BEGIN Information provided
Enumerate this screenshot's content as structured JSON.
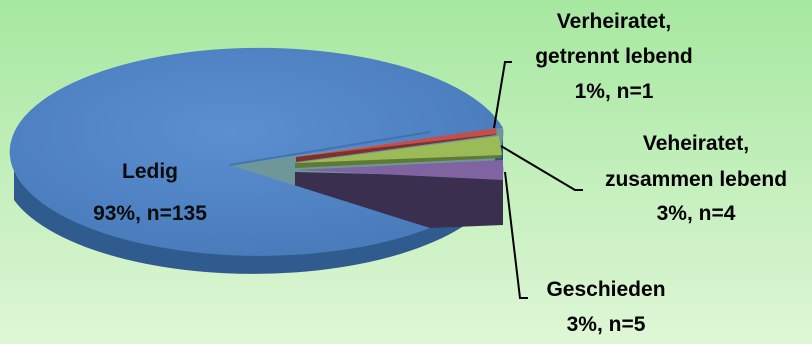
{
  "chart_data": {
    "type": "pie",
    "title": "",
    "slices": [
      {
        "label": "Ledig",
        "value_text": "93%, n=135",
        "percent": 93,
        "n": 135,
        "color": "#4f81bd"
      },
      {
        "label": "Verheiratet, getrennt lebend",
        "label_lines": [
          "Verheiratet,",
          "getrennt lebend"
        ],
        "value_text": "1%, n=1",
        "percent": 1,
        "n": 1,
        "color": "#c0504d"
      },
      {
        "label": "Veheiratet, zusammen lebend",
        "label_lines": [
          "Veheiratet,",
          "zusammen lebend"
        ],
        "value_text": "3%, n=4",
        "percent": 3,
        "n": 4,
        "color": "#9bbb59"
      },
      {
        "label": "Geschieden",
        "label_lines": [
          "Geschieden"
        ],
        "value_text": "3%, n=5",
        "percent": 3,
        "n": 5,
        "color": "#8064a2"
      }
    ],
    "background": {
      "top": "#a6e8a0",
      "bottom": "#dff6d6"
    }
  }
}
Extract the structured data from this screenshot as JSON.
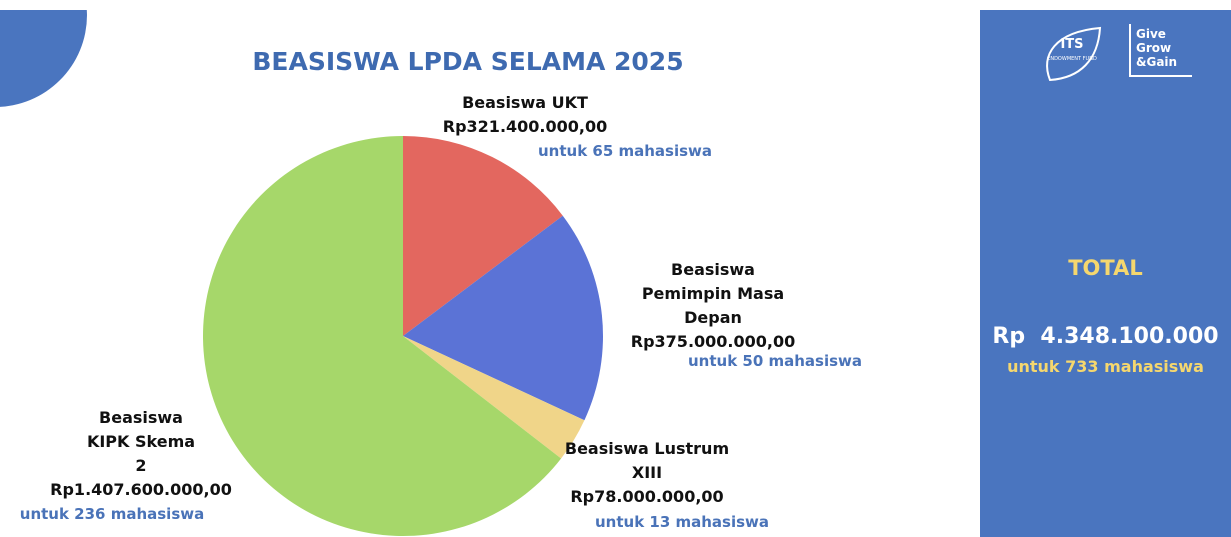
{
  "chart_data": {
    "type": "pie",
    "title": "BEASISWA LPDA SELAMA 2025",
    "categories": [
      "Beasiswa UKT",
      "Beasiswa Pemimpin Masa Depan",
      "Beasiswa Lustrum XIII",
      "Beasiswa KIPK Skema 2"
    ],
    "values": [
      321400000,
      375000000,
      78000000,
      1407600000
    ],
    "value_labels": [
      "Rp321.400.000,00",
      "Rp375.000.000,00",
      "Rp78.000.000,00",
      "Rp1.407.600.000,00"
    ],
    "annotations": [
      "untuk 65 mahasiswa",
      "untuk 50 mahasiswa",
      "untuk 13 mahasiswa",
      "untuk 236 mahasiswa"
    ],
    "colors": [
      "#e3675f",
      "#5b73d6",
      "#f0d589",
      "#a6d76a"
    ]
  },
  "total": {
    "label": "TOTAL",
    "value": "Rp  4.348.100.000",
    "note": "untuk 733 mahasiswa"
  },
  "logos": {
    "its": "ITS",
    "its_sub": "ENDOWMENT FUND",
    "give": [
      "Give",
      "Grow",
      "&Gain"
    ]
  }
}
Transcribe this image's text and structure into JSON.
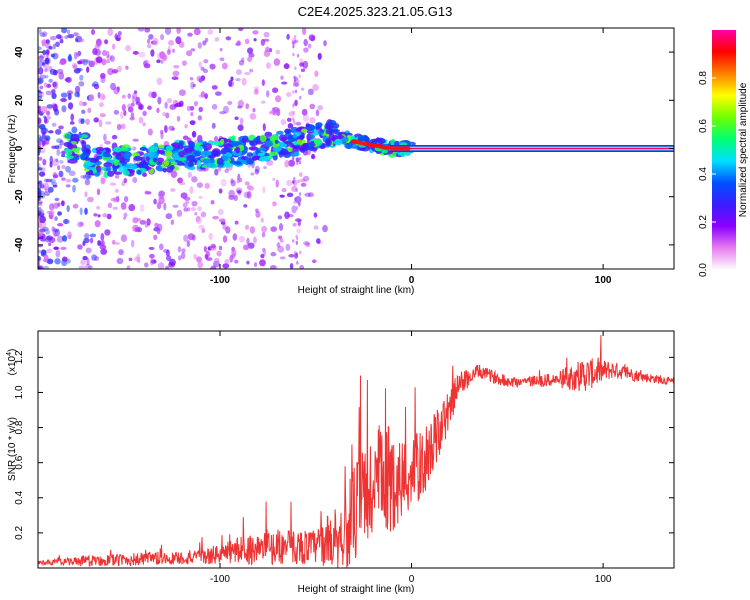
{
  "figure": {
    "title": "C2E4.2025.323.21.05.G13"
  },
  "chart_data": [
    {
      "type": "heatmap",
      "title": "C2E4.2025.323.21.05.G13",
      "xlabel": "Height of straight line (km)",
      "ylabel": "Frequency (Hz)",
      "xlim": [
        -195,
        137
      ],
      "ylim": [
        -50,
        50
      ],
      "xticks": [
        {
          "value": -100,
          "label": "-100"
        },
        {
          "value": 0,
          "label": "0"
        },
        {
          "value": 100,
          "label": "100"
        }
      ],
      "yticks": [
        {
          "value": 40,
          "label": "40"
        },
        {
          "value": 20,
          "label": "20"
        },
        {
          "value": 0,
          "label": "0"
        },
        {
          "value": -20,
          "label": "-20"
        },
        {
          "value": -40,
          "label": "-40"
        }
      ],
      "colorbar": {
        "label": "Normalized spectral amplitude",
        "range": [
          0,
          1
        ],
        "ticks": [
          {
            "value": 0.0,
            "label": "0.0"
          },
          {
            "value": 0.2,
            "label": "0.2"
          },
          {
            "value": 0.4,
            "label": "0.4"
          },
          {
            "value": 0.6,
            "label": "0.6"
          },
          {
            "value": 0.8,
            "label": "0.8"
          }
        ],
        "colors": [
          "#ffffff",
          "#e87df0",
          "#8a00ff",
          "#3a1cff",
          "#0050ff",
          "#00e0ff",
          "#00ff70",
          "#70ff00",
          "#ffff00",
          "#ff8000",
          "#ff0000",
          "#ff00a0"
        ]
      },
      "ridge": {
        "description_points": [
          {
            "x": -170,
            "y": -6
          },
          {
            "x": -150,
            "y": -5
          },
          {
            "x": -120,
            "y": -3
          },
          {
            "x": -100,
            "y": -2
          },
          {
            "x": -80,
            "y": 0
          },
          {
            "x": -60,
            "y": 3
          },
          {
            "x": -50,
            "y": 5
          },
          {
            "x": -42,
            "y": 6
          },
          {
            "x": -35,
            "y": 4
          },
          {
            "x": -25,
            "y": 2
          },
          {
            "x": -10,
            "y": 0
          },
          {
            "x": 0,
            "y": 0
          },
          {
            "x": 137,
            "y": 0
          }
        ]
      }
    },
    {
      "type": "line",
      "xlabel": "Height of straight line (km)",
      "ylabel": "SNR (10 * v/v)",
      "exponent_label": "(x10",
      "exponent_power": "4",
      "exponent_close": ")",
      "xlim": [
        -195,
        137
      ],
      "ylim": [
        0,
        1.35
      ],
      "xticks": [
        {
          "value": -100,
          "label": "-100"
        },
        {
          "value": 0,
          "label": "0"
        },
        {
          "value": 100,
          "label": "100"
        }
      ],
      "yticks": [
        {
          "value": 0.2,
          "label": "0.2"
        },
        {
          "value": 0.4,
          "label": "0.4"
        },
        {
          "value": 0.6,
          "label": "0.6"
        },
        {
          "value": 0.8,
          "label": "0.8"
        },
        {
          "value": 1.0,
          "label": "1.0"
        },
        {
          "value": 1.2,
          "label": "1.2"
        }
      ],
      "series": [
        {
          "name": "SNR",
          "color": "#ee3333",
          "envelope": [
            {
              "x": -195,
              "base": 0.03,
              "noise": 0.01
            },
            {
              "x": -170,
              "base": 0.04,
              "noise": 0.03
            },
            {
              "x": -140,
              "base": 0.05,
              "noise": 0.04
            },
            {
              "x": -110,
              "base": 0.06,
              "noise": 0.04
            },
            {
              "x": -90,
              "base": 0.1,
              "noise": 0.08
            },
            {
              "x": -70,
              "base": 0.12,
              "noise": 0.1
            },
            {
              "x": -50,
              "base": 0.12,
              "noise": 0.1
            },
            {
              "x": -35,
              "base": 0.2,
              "noise": 0.22
            },
            {
              "x": -25,
              "base": 0.4,
              "noise": 0.35
            },
            {
              "x": -15,
              "base": 0.5,
              "noise": 0.35
            },
            {
              "x": -5,
              "base": 0.5,
              "noise": 0.25
            },
            {
              "x": 5,
              "base": 0.58,
              "noise": 0.2
            },
            {
              "x": 15,
              "base": 0.78,
              "noise": 0.15
            },
            {
              "x": 25,
              "base": 1.05,
              "noise": 0.07
            },
            {
              "x": 35,
              "base": 1.12,
              "noise": 0.04
            },
            {
              "x": 50,
              "base": 1.06,
              "noise": 0.03
            },
            {
              "x": 75,
              "base": 1.07,
              "noise": 0.04
            },
            {
              "x": 90,
              "base": 1.1,
              "noise": 0.1
            },
            {
              "x": 105,
              "base": 1.13,
              "noise": 0.05
            },
            {
              "x": 120,
              "base": 1.09,
              "noise": 0.03
            },
            {
              "x": 137,
              "base": 1.06,
              "noise": 0.02
            }
          ]
        }
      ]
    }
  ]
}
END Information provided
- [The exercise]
Transcribe each entry precisely as given, leaving the pictures out.

- [Exercise response]
Enumerate this screenshot's content as structured JSON.
{
  "chart_data": {
    "type": "pie",
    "title": "",
    "slices": [
      {
        "label": "Ledig",
        "value_text": "93%, n=135",
        "percent": 93,
        "n": 135,
        "color": "#4f81bd"
      },
      {
        "label": "Verheiratet, getrennt lebend",
        "label_lines": [
          "Verheiratet,",
          "getrennt lebend"
        ],
        "value_text": "1%, n=1",
        "percent": 1,
        "n": 1,
        "color": "#c0504d"
      },
      {
        "label": "Veheiratet, zusammen lebend",
        "label_lines": [
          "Veheiratet,",
          "zusammen lebend"
        ],
        "value_text": "3%, n=4",
        "percent": 3,
        "n": 4,
        "color": "#9bbb59"
      },
      {
        "label": "Geschieden",
        "label_lines": [
          "Geschieden"
        ],
        "value_text": "3%, n=5",
        "percent": 3,
        "n": 5,
        "color": "#8064a2"
      }
    ],
    "background": {
      "top": "#a6e8a0",
      "bottom": "#dff6d6"
    }
  }
}
Extract the structured data from this screenshot as JSON.
{
  "chart_data": {
    "type": "pie",
    "title": "BEASISWA LPDA SELAMA 2025",
    "categories": [
      "Beasiswa UKT",
      "Beasiswa Pemimpin Masa Depan",
      "Beasiswa Lustrum XIII",
      "Beasiswa KIPK Skema 2"
    ],
    "values": [
      321400000,
      375000000,
      78000000,
      1407600000
    ],
    "value_labels": [
      "Rp321.400.000,00",
      "Rp375.000.000,00",
      "Rp78.000.000,00",
      "Rp1.407.600.000,00"
    ],
    "annotations": [
      "untuk 65 mahasiswa",
      "untuk 50 mahasiswa",
      "untuk 13 mahasiswa",
      "untuk 236 mahasiswa"
    ],
    "colors": [
      "#e3675f",
      "#5b73d6",
      "#f0d589",
      "#a6d76a"
    ]
  },
  "total": {
    "label": "TOTAL",
    "value": "Rp  4.348.100.000",
    "note": "untuk 733 mahasiswa"
  },
  "logos": {
    "its": "ITS",
    "its_sub": "ENDOWMENT FUND",
    "give": [
      "Give",
      "Grow",
      "&Gain"
    ]
  }
}
Transcribe this image's text and structure into JSON.
{
  "figure": {
    "title": "C2E4.2025.323.21.05.G13"
  },
  "chart_data": [
    {
      "type": "heatmap",
      "title": "C2E4.2025.323.21.05.G13",
      "xlabel": "Height of straight line (km)",
      "ylabel": "Frequency (Hz)",
      "xlim": [
        -195,
        137
      ],
      "ylim": [
        -50,
        50
      ],
      "xticks": [
        {
          "value": -100,
          "label": "-100"
        },
        {
          "value": 0,
          "label": "0"
        },
        {
          "value": 100,
          "label": "100"
        }
      ],
      "yticks": [
        {
          "value": 40,
          "label": "40"
        },
        {
          "value": 20,
          "label": "20"
        },
        {
          "value": 0,
          "label": "0"
        },
        {
          "value": -20,
          "label": "-20"
        },
        {
          "value": -40,
          "label": "-40"
        }
      ],
      "colorbar": {
        "label": "Normalized spectral amplitude",
        "range": [
          0,
          1
        ],
        "ticks": [
          {
            "value": 0.0,
            "label": "0.0"
          },
          {
            "value": 0.2,
            "label": "0.2"
          },
          {
            "value": 0.4,
            "label": "0.4"
          },
          {
            "value": 0.6,
            "label": "0.6"
          },
          {
            "value": 0.8,
            "label": "0.8"
          }
        ],
        "colors": [
          "#ffffff",
          "#e87df0",
          "#8a00ff",
          "#3a1cff",
          "#0050ff",
          "#00e0ff",
          "#00ff70",
          "#70ff00",
          "#ffff00",
          "#ff8000",
          "#ff0000",
          "#ff00a0"
        ]
      },
      "ridge": {
        "description_points": [
          {
            "x": -170,
            "y": -6
          },
          {
            "x": -150,
            "y": -5
          },
          {
            "x": -120,
            "y": -3
          },
          {
            "x": -100,
            "y": -2
          },
          {
            "x": -80,
            "y": 0
          },
          {
            "x": -60,
            "y": 3
          },
          {
            "x": -50,
            "y": 5
          },
          {
            "x": -42,
            "y": 6
          },
          {
            "x": -35,
            "y": 4
          },
          {
            "x": -25,
            "y": 2
          },
          {
            "x": -10,
            "y": 0
          },
          {
            "x": 0,
            "y": 0
          },
          {
            "x": 137,
            "y": 0
          }
        ]
      }
    },
    {
      "type": "line",
      "xlabel": "Height of straight line (km)",
      "ylabel": "SNR (10 * v/v)",
      "exponent_label": "(x10",
      "exponent_power": "4",
      "exponent_close": ")",
      "xlim": [
        -195,
        137
      ],
      "ylim": [
        0,
        1.35
      ],
      "xticks": [
        {
          "value": -100,
          "label": "-100"
        },
        {
          "value": 0,
          "label": "0"
        },
        {
          "value": 100,
          "label": "100"
        }
      ],
      "yticks": [
        {
          "value": 0.2,
          "label": "0.2"
        },
        {
          "value": 0.4,
          "label": "0.4"
        },
        {
          "value": 0.6,
          "label": "0.6"
        },
        {
          "value": 0.8,
          "label": "0.8"
        },
        {
          "value": 1.0,
          "label": "1.0"
        },
        {
          "value": 1.2,
          "label": "1.2"
        }
      ],
      "series": [
        {
          "name": "SNR",
          "color": "#ee3333",
          "envelope": [
            {
              "x": -195,
              "base": 0.03,
              "noise": 0.01
            },
            {
              "x": -170,
              "base": 0.04,
              "noise": 0.03
            },
            {
              "x": -140,
              "base": 0.05,
              "noise": 0.04
            },
            {
              "x": -110,
              "base": 0.06,
              "noise": 0.04
            },
            {
              "x": -90,
              "base": 0.1,
              "noise": 0.08
            },
            {
              "x": -70,
              "base": 0.12,
              "noise": 0.1
            },
            {
              "x": -50,
              "base": 0.12,
              "noise": 0.1
            },
            {
              "x": -35,
              "base": 0.2,
              "noise": 0.22
            },
            {
              "x": -25,
              "base": 0.4,
              "noise": 0.35
            },
            {
              "x": -15,
              "base": 0.5,
              "noise": 0.35
            },
            {
              "x": -5,
              "base": 0.5,
              "noise": 0.25
            },
            {
              "x": 5,
              "base": 0.58,
              "noise": 0.2
            },
            {
              "x": 15,
              "base": 0.78,
              "noise": 0.15
            },
            {
              "x": 25,
              "base": 1.05,
              "noise": 0.07
            },
            {
              "x": 35,
              "base": 1.12,
              "noise": 0.04
            },
            {
              "x": 50,
              "base": 1.06,
              "noise": 0.03
            },
            {
              "x": 75,
              "base": 1.07,
              "noise": 0.04
            },
            {
              "x": 90,
              "base": 1.1,
              "noise": 0.1
            },
            {
              "x": 105,
              "base": 1.13,
              "noise": 0.05
            },
            {
              "x": 120,
              "base": 1.09,
              "noise": 0.03
            },
            {
              "x": 137,
              "base": 1.06,
              "noise": 0.02
            }
          ]
        }
      ]
    }
  ]
}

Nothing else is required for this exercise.